/---

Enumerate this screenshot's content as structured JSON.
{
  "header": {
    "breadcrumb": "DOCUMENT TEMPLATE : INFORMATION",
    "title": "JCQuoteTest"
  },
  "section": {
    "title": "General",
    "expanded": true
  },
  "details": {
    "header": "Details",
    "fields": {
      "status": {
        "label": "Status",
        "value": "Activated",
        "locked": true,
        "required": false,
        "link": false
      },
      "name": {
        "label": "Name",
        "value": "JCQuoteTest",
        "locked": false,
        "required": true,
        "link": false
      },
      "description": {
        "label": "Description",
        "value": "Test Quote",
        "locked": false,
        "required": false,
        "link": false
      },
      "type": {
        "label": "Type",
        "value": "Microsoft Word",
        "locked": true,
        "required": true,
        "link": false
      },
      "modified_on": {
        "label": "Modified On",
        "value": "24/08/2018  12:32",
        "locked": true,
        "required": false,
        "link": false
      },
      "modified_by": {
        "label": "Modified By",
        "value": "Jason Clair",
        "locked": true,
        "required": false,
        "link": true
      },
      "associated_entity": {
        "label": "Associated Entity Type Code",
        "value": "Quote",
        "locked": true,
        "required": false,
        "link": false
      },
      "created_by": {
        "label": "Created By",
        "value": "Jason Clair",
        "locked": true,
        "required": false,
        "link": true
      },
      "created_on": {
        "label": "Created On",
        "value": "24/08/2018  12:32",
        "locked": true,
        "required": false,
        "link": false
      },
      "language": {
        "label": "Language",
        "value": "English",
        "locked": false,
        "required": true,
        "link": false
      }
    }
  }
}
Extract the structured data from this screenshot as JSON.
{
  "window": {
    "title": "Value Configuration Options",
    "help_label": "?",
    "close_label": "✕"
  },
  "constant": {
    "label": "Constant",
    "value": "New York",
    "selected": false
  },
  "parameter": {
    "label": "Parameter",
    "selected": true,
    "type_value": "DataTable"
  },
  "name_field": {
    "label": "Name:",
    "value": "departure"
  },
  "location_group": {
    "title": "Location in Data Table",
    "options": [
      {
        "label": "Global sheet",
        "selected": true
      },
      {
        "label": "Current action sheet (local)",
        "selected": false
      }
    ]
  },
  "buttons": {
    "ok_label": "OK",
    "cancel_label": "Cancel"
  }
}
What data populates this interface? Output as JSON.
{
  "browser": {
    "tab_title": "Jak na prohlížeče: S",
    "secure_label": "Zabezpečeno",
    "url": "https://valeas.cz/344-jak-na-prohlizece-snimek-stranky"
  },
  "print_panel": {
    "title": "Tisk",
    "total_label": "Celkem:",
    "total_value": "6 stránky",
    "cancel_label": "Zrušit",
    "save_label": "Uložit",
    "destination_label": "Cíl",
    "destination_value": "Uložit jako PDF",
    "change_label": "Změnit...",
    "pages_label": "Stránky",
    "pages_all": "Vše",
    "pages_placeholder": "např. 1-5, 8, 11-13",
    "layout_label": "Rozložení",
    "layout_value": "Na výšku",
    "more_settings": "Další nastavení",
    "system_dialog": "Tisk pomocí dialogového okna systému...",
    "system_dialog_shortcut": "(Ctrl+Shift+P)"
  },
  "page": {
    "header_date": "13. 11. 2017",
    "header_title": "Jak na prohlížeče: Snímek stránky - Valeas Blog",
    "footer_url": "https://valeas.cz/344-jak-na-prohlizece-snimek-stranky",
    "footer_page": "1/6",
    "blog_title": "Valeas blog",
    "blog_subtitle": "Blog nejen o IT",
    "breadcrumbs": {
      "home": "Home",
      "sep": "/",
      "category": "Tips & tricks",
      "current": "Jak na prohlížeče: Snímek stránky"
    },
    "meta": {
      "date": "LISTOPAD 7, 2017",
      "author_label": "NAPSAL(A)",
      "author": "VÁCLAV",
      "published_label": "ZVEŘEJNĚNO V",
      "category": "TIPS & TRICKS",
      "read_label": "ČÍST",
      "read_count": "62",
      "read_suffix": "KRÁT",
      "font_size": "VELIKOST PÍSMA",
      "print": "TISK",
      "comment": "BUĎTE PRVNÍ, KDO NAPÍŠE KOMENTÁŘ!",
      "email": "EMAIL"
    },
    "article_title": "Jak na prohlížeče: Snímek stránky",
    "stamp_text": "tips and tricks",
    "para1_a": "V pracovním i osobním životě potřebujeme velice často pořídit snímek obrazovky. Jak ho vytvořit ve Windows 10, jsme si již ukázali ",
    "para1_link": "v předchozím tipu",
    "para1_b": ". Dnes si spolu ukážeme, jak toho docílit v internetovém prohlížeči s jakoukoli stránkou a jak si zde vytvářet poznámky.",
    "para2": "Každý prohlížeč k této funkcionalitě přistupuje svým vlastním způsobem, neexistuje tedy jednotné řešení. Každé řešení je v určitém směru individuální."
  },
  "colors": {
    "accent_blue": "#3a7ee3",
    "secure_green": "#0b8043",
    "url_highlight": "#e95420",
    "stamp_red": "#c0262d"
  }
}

\---

WHAT TO DO ->
Transcribe the entire listing above precisely.

THE SOLUTION ->
Enumerate this screenshot's content as structured JSON.
{
  "header": {
    "breadcrumb": "DOCUMENT TEMPLATE : INFORMATION",
    "title": "JCQuoteTest"
  },
  "section": {
    "title": "General",
    "expanded": true
  },
  "details": {
    "header": "Details",
    "fields": {
      "status": {
        "label": "Status",
        "value": "Activated",
        "locked": true,
        "required": false,
        "link": false
      },
      "name": {
        "label": "Name",
        "value": "JCQuoteTest",
        "locked": false,
        "required": true,
        "link": false
      },
      "description": {
        "label": "Description",
        "value": "Test Quote",
        "locked": false,
        "required": false,
        "link": false
      },
      "type": {
        "label": "Type",
        "value": "Microsoft Word",
        "locked": true,
        "required": true,
        "link": false
      },
      "modified_on": {
        "label": "Modified On",
        "value": "24/08/2018  12:32",
        "locked": true,
        "required": false,
        "link": false
      },
      "modified_by": {
        "label": "Modified By",
        "value": "Jason Clair",
        "locked": true,
        "required": false,
        "link": true
      },
      "associated_entity": {
        "label": "Associated Entity Type Code",
        "value": "Quote",
        "locked": true,
        "required": false,
        "link": false
      },
      "created_by": {
        "label": "Created By",
        "value": "Jason Clair",
        "locked": true,
        "required": false,
        "link": true
      },
      "created_on": {
        "label": "Created On",
        "value": "24/08/2018  12:32",
        "locked": true,
        "required": false,
        "link": false
      },
      "language": {
        "label": "Language",
        "value": "English",
        "locked": false,
        "required": true,
        "link": false
      }
    }
  }
}
Extract the structured data from this screenshot as JSON.
{
  "window": {
    "title": "Value Configuration Options",
    "help_label": "?",
    "close_label": "✕"
  },
  "constant": {
    "label": "Constant",
    "value": "New York",
    "selected": false
  },
  "parameter": {
    "label": "Parameter",
    "selected": true,
    "type_value": "DataTable"
  },
  "name_field": {
    "label": "Name:",
    "value": "departure"
  },
  "location_group": {
    "title": "Location in Data Table",
    "options": [
      {
        "label": "Global sheet",
        "selected": true
      },
      {
        "label": "Current action sheet (local)",
        "selected": false
      }
    ]
  },
  "buttons": {
    "ok_label": "OK",
    "cancel_label": "Cancel"
  }
}
What data populates this interface? Output as JSON.
{
  "browser": {
    "tab_title": "Jak na prohlížeče: S",
    "secure_label": "Zabezpečeno",
    "url": "https://valeas.cz/344-jak-na-prohlizece-snimek-stranky"
  },
  "print_panel": {
    "title": "Tisk",
    "total_label": "Celkem:",
    "total_value": "6 stránky",
    "cancel_label": "Zrušit",
    "save_label": "Uložit",
    "destination_label": "Cíl",
    "destination_value": "Uložit jako PDF",
    "change_label": "Změnit...",
    "pages_label": "Stránky",
    "pages_all": "Vše",
    "pages_placeholder": "např. 1-5, 8, 11-13",
    "layout_label": "Rozložení",
    "layout_value": "Na výšku",
    "more_settings": "Další nastavení",
    "system_dialog": "Tisk pomocí dialogového okna systému...",
    "system_dialog_shortcut": "(Ctrl+Shift+P)"
  },
  "page": {
    "header_date": "13. 11. 2017",
    "header_title": "Jak na prohlížeče: Snímek stránky - Valeas Blog",
    "footer_url": "https://valeas.cz/344-jak-na-prohlizece-snimek-stranky",
    "footer_page": "1/6",
    "blog_title": "Valeas blog",
    "blog_subtitle": "Blog nejen o IT",
    "breadcrumbs": {
      "home": "Home",
      "sep": "/",
      "category": "Tips & tricks",
      "current": "Jak na prohlížeče: Snímek stránky"
    },
    "meta": {
      "date": "LISTOPAD 7, 2017",
      "author_label": "NAPSAL(A)",
      "author": "VÁCLAV",
      "published_label": "ZVEŘEJNĚNO V",
      "category": "TIPS & TRICKS",
      "read_label": "ČÍST",
      "read_count": "62",
      "read_suffix": "KRÁT",
      "font_size": "VELIKOST PÍSMA",
      "print": "TISK",
      "comment": "BUĎTE PRVNÍ, KDO NAPÍŠE KOMENTÁŘ!",
      "email": "EMAIL"
    },
    "article_title": "Jak na prohlížeče: Snímek stránky",
    "stamp_text": "tips and tricks",
    "para1_a": "V pracovním i osobním životě potřebujeme velice často pořídit snímek obrazovky. Jak ho vytvořit ve Windows 10, jsme si již ukázali ",
    "para1_link": "v předchozím tipu",
    "para1_b": ". Dnes si spolu ukážeme, jak toho docílit v internetovém prohlížeči s jakoukoli stránkou a jak si zde vytvářet poznámky.",
    "para2": "Každý prohlížeč k této funkcionalitě přistupuje svým vlastním způsobem, neexistuje tedy jednotné řešení. Každé řešení je v určitém směru individuální."
  },
  "colors": {
    "accent_blue": "#3a7ee3",
    "secure_green": "#0b8043",
    "url_highlight": "#e95420",
    "stamp_red": "#c0262d"
  }
}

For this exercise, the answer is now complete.